● To do: Take the entries below and reproduce them word for word.

--- Start Information provided ---

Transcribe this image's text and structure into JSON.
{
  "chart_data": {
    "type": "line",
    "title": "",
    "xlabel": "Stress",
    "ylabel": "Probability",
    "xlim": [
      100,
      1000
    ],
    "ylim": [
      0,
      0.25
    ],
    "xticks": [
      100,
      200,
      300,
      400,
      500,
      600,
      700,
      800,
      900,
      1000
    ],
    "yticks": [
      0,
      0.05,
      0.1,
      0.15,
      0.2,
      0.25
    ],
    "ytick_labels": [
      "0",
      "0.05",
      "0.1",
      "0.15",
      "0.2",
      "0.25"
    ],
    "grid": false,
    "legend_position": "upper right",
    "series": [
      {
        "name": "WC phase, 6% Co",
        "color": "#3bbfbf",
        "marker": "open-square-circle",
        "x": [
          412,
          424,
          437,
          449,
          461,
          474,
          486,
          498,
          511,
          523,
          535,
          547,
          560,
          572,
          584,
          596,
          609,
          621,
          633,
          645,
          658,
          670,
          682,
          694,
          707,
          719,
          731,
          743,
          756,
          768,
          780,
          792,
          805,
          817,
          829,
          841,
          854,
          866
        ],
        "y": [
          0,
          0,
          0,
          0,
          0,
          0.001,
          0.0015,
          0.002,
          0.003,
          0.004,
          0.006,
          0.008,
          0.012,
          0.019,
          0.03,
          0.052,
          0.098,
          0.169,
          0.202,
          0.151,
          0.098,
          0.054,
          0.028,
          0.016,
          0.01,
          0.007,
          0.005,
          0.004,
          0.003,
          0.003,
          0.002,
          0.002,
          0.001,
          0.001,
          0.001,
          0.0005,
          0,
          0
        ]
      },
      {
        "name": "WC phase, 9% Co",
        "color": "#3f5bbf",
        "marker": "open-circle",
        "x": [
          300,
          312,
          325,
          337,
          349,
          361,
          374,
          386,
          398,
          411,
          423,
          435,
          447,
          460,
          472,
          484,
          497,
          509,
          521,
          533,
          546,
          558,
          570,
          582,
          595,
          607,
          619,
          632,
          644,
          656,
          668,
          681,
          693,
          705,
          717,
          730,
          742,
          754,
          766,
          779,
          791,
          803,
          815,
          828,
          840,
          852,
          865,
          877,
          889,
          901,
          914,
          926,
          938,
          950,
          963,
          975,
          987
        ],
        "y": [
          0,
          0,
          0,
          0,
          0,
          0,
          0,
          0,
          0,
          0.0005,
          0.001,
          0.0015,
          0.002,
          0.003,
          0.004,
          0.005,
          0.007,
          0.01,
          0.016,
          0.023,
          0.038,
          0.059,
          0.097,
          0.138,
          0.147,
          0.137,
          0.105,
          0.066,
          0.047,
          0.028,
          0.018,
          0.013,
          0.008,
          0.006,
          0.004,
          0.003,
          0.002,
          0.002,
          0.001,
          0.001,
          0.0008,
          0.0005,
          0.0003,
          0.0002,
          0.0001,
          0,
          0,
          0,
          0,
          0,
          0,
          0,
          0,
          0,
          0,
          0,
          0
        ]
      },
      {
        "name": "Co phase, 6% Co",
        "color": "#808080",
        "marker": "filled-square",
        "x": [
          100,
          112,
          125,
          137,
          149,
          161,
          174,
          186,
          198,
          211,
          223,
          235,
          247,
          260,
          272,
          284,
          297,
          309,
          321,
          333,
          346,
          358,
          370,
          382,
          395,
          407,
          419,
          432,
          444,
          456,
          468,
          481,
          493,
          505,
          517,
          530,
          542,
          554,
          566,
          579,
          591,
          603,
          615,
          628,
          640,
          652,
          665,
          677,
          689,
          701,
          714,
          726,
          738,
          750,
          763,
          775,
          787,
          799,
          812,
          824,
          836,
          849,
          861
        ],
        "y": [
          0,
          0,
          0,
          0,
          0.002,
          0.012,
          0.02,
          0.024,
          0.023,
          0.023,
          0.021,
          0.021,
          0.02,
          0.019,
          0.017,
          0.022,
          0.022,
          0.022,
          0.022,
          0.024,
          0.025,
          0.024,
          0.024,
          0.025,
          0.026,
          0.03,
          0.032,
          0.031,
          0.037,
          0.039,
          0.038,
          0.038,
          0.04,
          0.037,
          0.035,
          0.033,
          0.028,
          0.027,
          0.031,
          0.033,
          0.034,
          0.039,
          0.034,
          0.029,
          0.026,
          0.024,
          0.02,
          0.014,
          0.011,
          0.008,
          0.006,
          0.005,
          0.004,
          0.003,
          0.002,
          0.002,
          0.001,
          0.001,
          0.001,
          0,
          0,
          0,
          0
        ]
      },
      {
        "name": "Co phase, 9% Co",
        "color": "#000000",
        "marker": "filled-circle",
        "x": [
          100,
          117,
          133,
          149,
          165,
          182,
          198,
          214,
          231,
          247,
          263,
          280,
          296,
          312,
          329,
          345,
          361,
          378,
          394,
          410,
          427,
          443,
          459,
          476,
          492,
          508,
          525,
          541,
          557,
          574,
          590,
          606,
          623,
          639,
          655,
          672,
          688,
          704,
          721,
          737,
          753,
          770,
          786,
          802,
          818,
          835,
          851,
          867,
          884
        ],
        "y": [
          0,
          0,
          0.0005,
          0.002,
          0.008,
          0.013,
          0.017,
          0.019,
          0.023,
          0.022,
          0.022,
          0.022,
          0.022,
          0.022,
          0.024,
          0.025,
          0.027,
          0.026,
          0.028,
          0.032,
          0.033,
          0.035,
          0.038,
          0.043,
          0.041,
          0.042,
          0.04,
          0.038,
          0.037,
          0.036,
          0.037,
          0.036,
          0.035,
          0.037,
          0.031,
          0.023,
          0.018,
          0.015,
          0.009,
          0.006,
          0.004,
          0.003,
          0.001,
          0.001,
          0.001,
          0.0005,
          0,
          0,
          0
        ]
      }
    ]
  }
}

--- End Information provided ---

● Completed exercise:
Transcribe this image's text and structure into JSON.
{
  "chart_data": {
    "type": "line",
    "title": "",
    "xlabel": "Stress",
    "ylabel": "Probability",
    "xlim": [
      100,
      1000
    ],
    "ylim": [
      0,
      0.25
    ],
    "xticks": [
      100,
      200,
      300,
      400,
      500,
      600,
      700,
      800,
      900,
      1000
    ],
    "yticks": [
      0,
      0.05,
      0.1,
      0.15,
      0.2,
      0.25
    ],
    "ytick_labels": [
      "0",
      "0.05",
      "0.1",
      "0.15",
      "0.2",
      "0.25"
    ],
    "grid": false,
    "legend_position": "upper right",
    "series": [
      {
        "name": "WC phase, 6% Co",
        "color": "#3bbfbf",
        "marker": "open-square-circle",
        "x": [
          412,
          424,
          437,
          449,
          461,
          474,
          486,
          498,
          511,
          523,
          535,
          547,
          560,
          572,
          584,
          596,
          609,
          621,
          633,
          645,
          658,
          670,
          682,
          694,
          707,
          719,
          731,
          743,
          756,
          768,
          780,
          792,
          805,
          817,
          829,
          841,
          854,
          866
        ],
        "y": [
          0,
          0,
          0,
          0,
          0,
          0.001,
          0.0015,
          0.002,
          0.003,
          0.004,
          0.006,
          0.008,
          0.012,
          0.019,
          0.03,
          0.052,
          0.098,
          0.169,
          0.202,
          0.151,
          0.098,
          0.054,
          0.028,
          0.016,
          0.01,
          0.007,
          0.005,
          0.004,
          0.003,
          0.003,
          0.002,
          0.002,
          0.001,
          0.001,
          0.001,
          0.0005,
          0,
          0
        ]
      },
      {
        "name": "WC phase, 9% Co",
        "color": "#3f5bbf",
        "marker": "open-circle",
        "x": [
          300,
          312,
          325,
          337,
          349,
          361,
          374,
          386,
          398,
          411,
          423,
          435,
          447,
          460,
          472,
          484,
          497,
          509,
          521,
          533,
          546,
          558,
          570,
          582,
          595,
          607,
          619,
          632,
          644,
          656,
          668,
          681,
          693,
          705,
          717,
          730,
          742,
          754,
          766,
          779,
          791,
          803,
          815,
          828,
          840,
          852,
          865,
          877,
          889,
          901,
          914,
          926,
          938,
          950,
          963,
          975,
          987
        ],
        "y": [
          0,
          0,
          0,
          0,
          0,
          0,
          0,
          0,
          0,
          0.0005,
          0.001,
          0.0015,
          0.002,
          0.003,
          0.004,
          0.005,
          0.007,
          0.01,
          0.016,
          0.023,
          0.038,
          0.059,
          0.097,
          0.138,
          0.147,
          0.137,
          0.105,
          0.066,
          0.047,
          0.028,
          0.018,
          0.013,
          0.008,
          0.006,
          0.004,
          0.003,
          0.002,
          0.002,
          0.001,
          0.001,
          0.0008,
          0.0005,
          0.0003,
          0.0002,
          0.0001,
          0,
          0,
          0,
          0,
          0,
          0,
          0,
          0,
          0,
          0,
          0,
          0
        ]
      },
      {
        "name": "Co phase, 6% Co",
        "color": "#808080",
        "marker": "filled-square",
        "x": [
          100,
          112,
          125,
          137,
          149,
          161,
          174,
          186,
          198,
          211,
          223,
          235,
          247,
          260,
          272,
          284,
          297,
          309,
          321,
          333,
          346,
          358,
          370,
          382,
          395,
          407,
          419,
          432,
          444,
          456,
          468,
          481,
          493,
          505,
          517,
          530,
          542,
          554,
          566,
          579,
          591,
          603,
          615,
          628,
          640,
          652,
          665,
          677,
          689,
          701,
          714,
          726,
          738,
          750,
          763,
          775,
          787,
          799,
          812,
          824,
          836,
          849,
          861
        ],
        "y": [
          0,
          0,
          0,
          0,
          0.002,
          0.012,
          0.02,
          0.024,
          0.023,
          0.023,
          0.021,
          0.021,
          0.02,
          0.019,
          0.017,
          0.022,
          0.022,
          0.022,
          0.022,
          0.024,
          0.025,
          0.024,
          0.024,
          0.025,
          0.026,
          0.03,
          0.032,
          0.031,
          0.037,
          0.039,
          0.038,
          0.038,
          0.04,
          0.037,
          0.035,
          0.033,
          0.028,
          0.027,
          0.031,
          0.033,
          0.034,
          0.039,
          0.034,
          0.029,
          0.026,
          0.024,
          0.02,
          0.014,
          0.011,
          0.008,
          0.006,
          0.005,
          0.004,
          0.003,
          0.002,
          0.002,
          0.001,
          0.001,
          0.001,
          0,
          0,
          0,
          0
        ]
      },
      {
        "name": "Co phase, 9% Co",
        "color": "#000000",
        "marker": "filled-circle",
        "x": [
          100,
          117,
          133,
          149,
          165,
          182,
          198,
          214,
          231,
          247,
          263,
          280,
          296,
          312,
          329,
          345,
          361,
          378,
          394,
          410,
          427,
          443,
          459,
          476,
          492,
          508,
          525,
          541,
          557,
          574,
          590,
          606,
          623,
          639,
          655,
          672,
          688,
          704,
          721,
          737,
          753,
          770,
          786,
          802,
          818,
          835,
          851,
          867,
          884
        ],
        "y": [
          0,
          0,
          0.0005,
          0.002,
          0.008,
          0.013,
          0.017,
          0.019,
          0.023,
          0.022,
          0.022,
          0.022,
          0.022,
          0.022,
          0.024,
          0.025,
          0.027,
          0.026,
          0.028,
          0.032,
          0.033,
          0.035,
          0.038,
          0.043,
          0.041,
          0.042,
          0.04,
          0.038,
          0.037,
          0.036,
          0.037,
          0.036,
          0.035,
          0.037,
          0.031,
          0.023,
          0.018,
          0.015,
          0.009,
          0.006,
          0.004,
          0.003,
          0.001,
          0.001,
          0.001,
          0.0005,
          0,
          0,
          0
        ]
      }
    ]
  }
}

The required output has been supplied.